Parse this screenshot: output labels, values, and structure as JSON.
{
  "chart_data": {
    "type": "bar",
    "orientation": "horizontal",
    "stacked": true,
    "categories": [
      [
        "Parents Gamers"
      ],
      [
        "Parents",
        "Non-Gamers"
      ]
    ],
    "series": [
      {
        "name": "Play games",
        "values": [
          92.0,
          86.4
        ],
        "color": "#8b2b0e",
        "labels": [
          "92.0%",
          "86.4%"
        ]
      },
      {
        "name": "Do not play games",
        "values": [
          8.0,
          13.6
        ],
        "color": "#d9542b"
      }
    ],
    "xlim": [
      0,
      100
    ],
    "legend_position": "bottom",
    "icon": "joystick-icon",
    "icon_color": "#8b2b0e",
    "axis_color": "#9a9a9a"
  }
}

○ ○ ○ ○ ○ ○ ○

What you are asked to do:
Copy every line of the material, please, keeping it exactly the same.

Response:
Parse this screenshot: output labels, values, and structure as JSON.
{
  "chart_data": {
    "type": "bar",
    "orientation": "horizontal",
    "stacked": true,
    "categories": [
      [
        "Parents Gamers"
      ],
      [
        "Parents",
        "Non-Gamers"
      ]
    ],
    "series": [
      {
        "name": "Play games",
        "values": [
          92.0,
          86.4
        ],
        "color": "#8b2b0e",
        "labels": [
          "92.0%",
          "86.4%"
        ]
      },
      {
        "name": "Do not play games",
        "values": [
          8.0,
          13.6
        ],
        "color": "#d9542b"
      }
    ],
    "xlim": [
      0,
      100
    ],
    "legend_position": "bottom",
    "icon": "joystick-icon",
    "icon_color": "#8b2b0e",
    "axis_color": "#9a9a9a"
  }
}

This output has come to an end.